▶ Given request: Return each line containing the string "JSON".

··· Stored records

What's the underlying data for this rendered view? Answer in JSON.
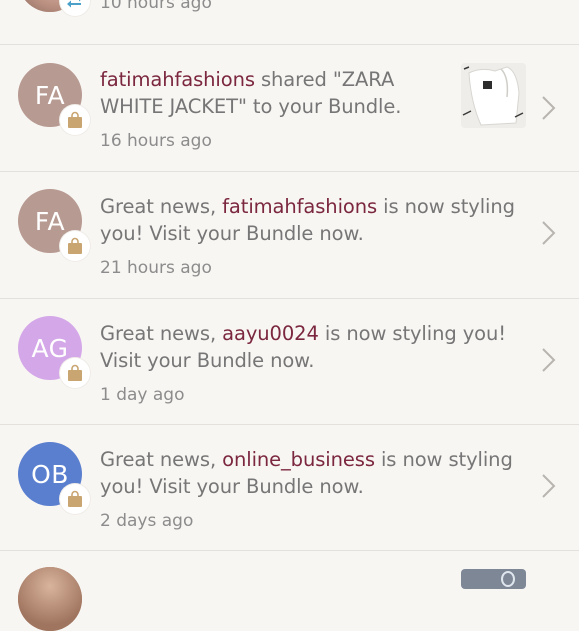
{
  "notifications": [
    {
      "time": "10 hours ago"
    },
    {
      "avatar_initials": "FA",
      "avatar_color": "#b79a91",
      "username": "fatimahfashions",
      "text_after": " shared \"ZARA WHITE JACKET\" to your Bundle.",
      "time": "16 hours ago"
    },
    {
      "avatar_initials": "FA",
      "avatar_color": "#b79a91",
      "text_before": "Great news, ",
      "username": "fatimahfashions",
      "text_after": " is now styling you! Visit your Bundle now.",
      "time": "21 hours ago"
    },
    {
      "avatar_initials": "AG",
      "avatar_color": "#d4a8e8",
      "text_before": "Great news, ",
      "username": "aayu0024",
      "text_after": " is now styling you! Visit your Bundle now.",
      "time": "1 day ago"
    },
    {
      "avatar_initials": "OB",
      "avatar_color": "#5a7fcf",
      "text_before": "Great news, ",
      "username": "online_business",
      "text_after": " is now styling you! Visit your Bundle now.",
      "time": "2 days ago"
    }
  ],
  "icons": {
    "repost": "repost-icon",
    "bundle": "shopping-bag-icon",
    "chevron": "chevron-right-icon"
  },
  "colors": {
    "accent": "#7b2740",
    "bag": "#c9a571",
    "repost": "#4aa0c9"
  }
}
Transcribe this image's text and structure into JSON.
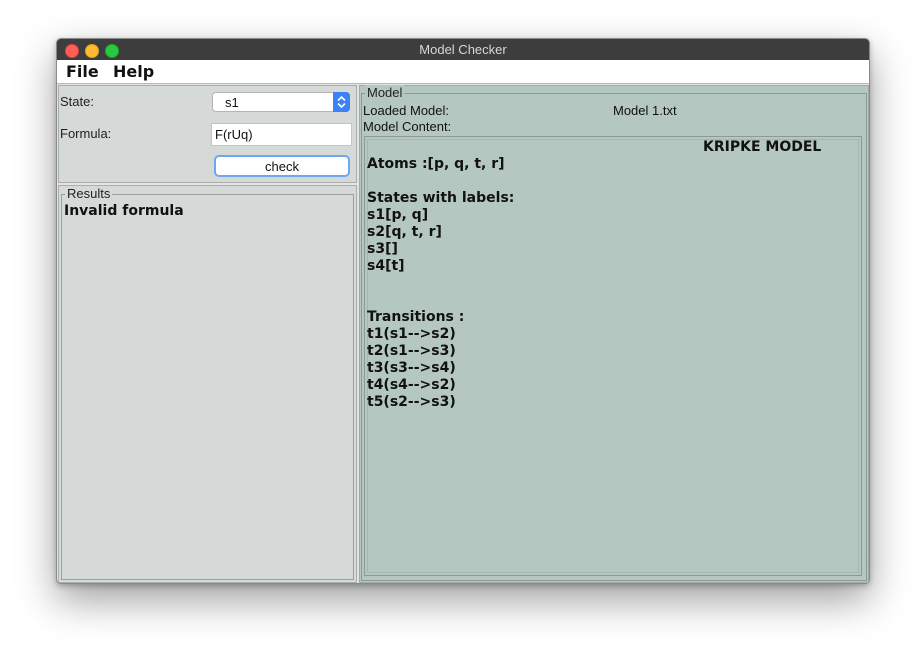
{
  "window": {
    "title": "Model Checker"
  },
  "menu": {
    "file": "File",
    "help": "Help"
  },
  "form": {
    "state_label": "State:",
    "state_value": "s1",
    "formula_label": "Formula:",
    "formula_value": "F(rUq)",
    "check_label": "check"
  },
  "results": {
    "legend": "Results",
    "text": "Invalid formula"
  },
  "model": {
    "legend": "Model",
    "loaded_label": "Loaded Model:",
    "loaded_value": "Model 1.txt",
    "content_label": "Model Content:",
    "content_title": "KRIPKE MODEL",
    "atoms": "Atoms :[p, q, t, r]",
    "states_header": "States with labels:",
    "states": [
      "s1[p, q]",
      "s2[q, t, r]",
      "s3[]",
      "s4[t]"
    ],
    "transitions_header": "Transitions :",
    "transitions": [
      "t1(s1-->s2)",
      "t2(s1-->s3)",
      "t3(s3-->s4)",
      "t4(s4-->s2)",
      "t5(s2-->s3)"
    ]
  },
  "colors": {
    "window_chrome": "#3d3d3d",
    "left_panel": "#d5dad8",
    "model_panel": "#b4c7c0",
    "accent": "#3b82f6"
  }
}
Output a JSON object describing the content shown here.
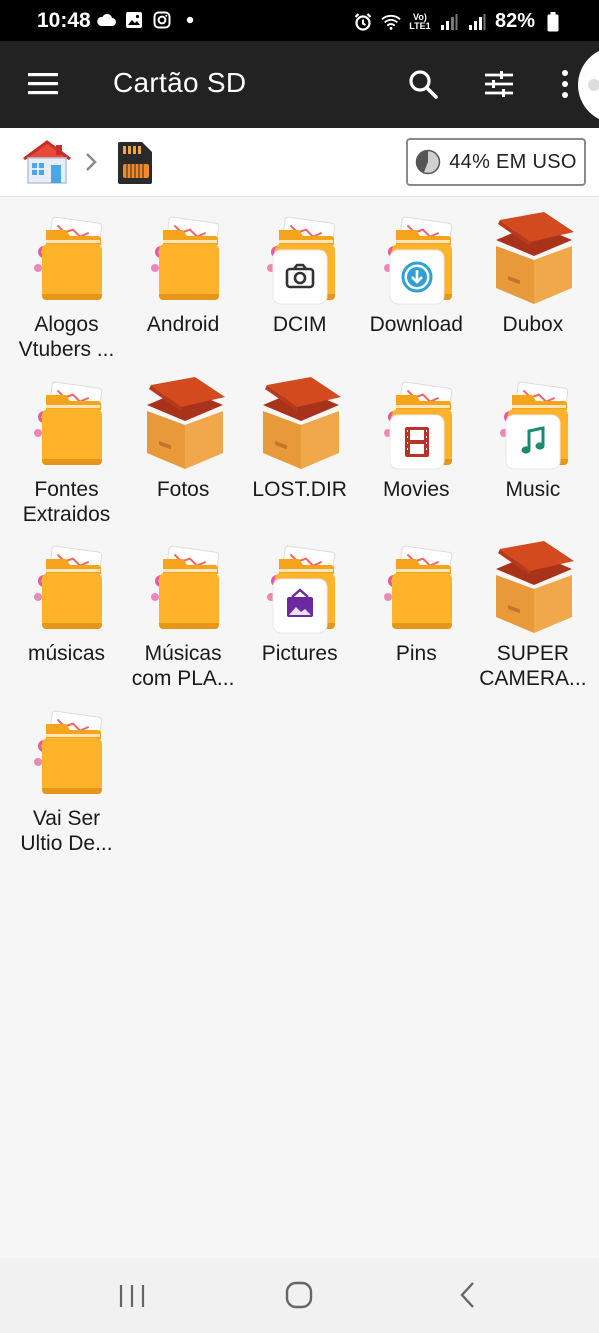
{
  "status_bar": {
    "time": "10:48",
    "network": "Vo) LTE1",
    "battery": "82%"
  },
  "app_bar": {
    "title": "Cartão SD"
  },
  "breadcrumb": {
    "usage_label": "44% EM USO",
    "usage_percent": 44
  },
  "folders": [
    {
      "label": "Alogos\nVtubers ...",
      "icon": "folder-icon",
      "badge": null
    },
    {
      "label": "Android",
      "icon": "folder-icon",
      "badge": null
    },
    {
      "label": "DCIM",
      "icon": "folder-icon",
      "badge": "camera-icon"
    },
    {
      "label": "Download",
      "icon": "folder-icon",
      "badge": "download-icon"
    },
    {
      "label": "Dubox",
      "icon": "box-icon",
      "badge": null
    },
    {
      "label": "Fontes\nExtraidos",
      "icon": "folder-icon",
      "badge": null
    },
    {
      "label": "Fotos",
      "icon": "box-icon",
      "badge": null
    },
    {
      "label": "LOST.DIR",
      "icon": "box-icon",
      "badge": null
    },
    {
      "label": "Movies",
      "icon": "folder-icon",
      "badge": "film-icon"
    },
    {
      "label": "Music",
      "icon": "folder-icon",
      "badge": "music-note-icon"
    },
    {
      "label": "músicas",
      "icon": "folder-icon",
      "badge": null
    },
    {
      "label": "Músicas\ncom PLA...",
      "icon": "folder-icon",
      "badge": null
    },
    {
      "label": "Pictures",
      "icon": "folder-icon",
      "badge": "picture-icon"
    },
    {
      "label": "Pins",
      "icon": "folder-icon",
      "badge": null
    },
    {
      "label": "SUPER\nCAMERA...",
      "icon": "box-icon",
      "badge": null
    },
    {
      "label": "Vai Ser\nUltio De...",
      "icon": "folder-icon",
      "badge": null
    }
  ],
  "colors": {
    "app_bar": "#222222",
    "folder": "#ffb32a",
    "box": "#e89a3a",
    "box_lid": "#d24a1e",
    "badge_camera": "#333333",
    "badge_download": "#2f9fd6",
    "badge_film": "#b8322a",
    "badge_music": "#1c8a6e",
    "badge_picture": "#6b2aa0"
  }
}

······

▶ Solved problem:
What's the underlying data for this rendered view? Answer in JSON.
Transcribe this image's text and structure into JSON.
Output a JSON object describing the content shown here.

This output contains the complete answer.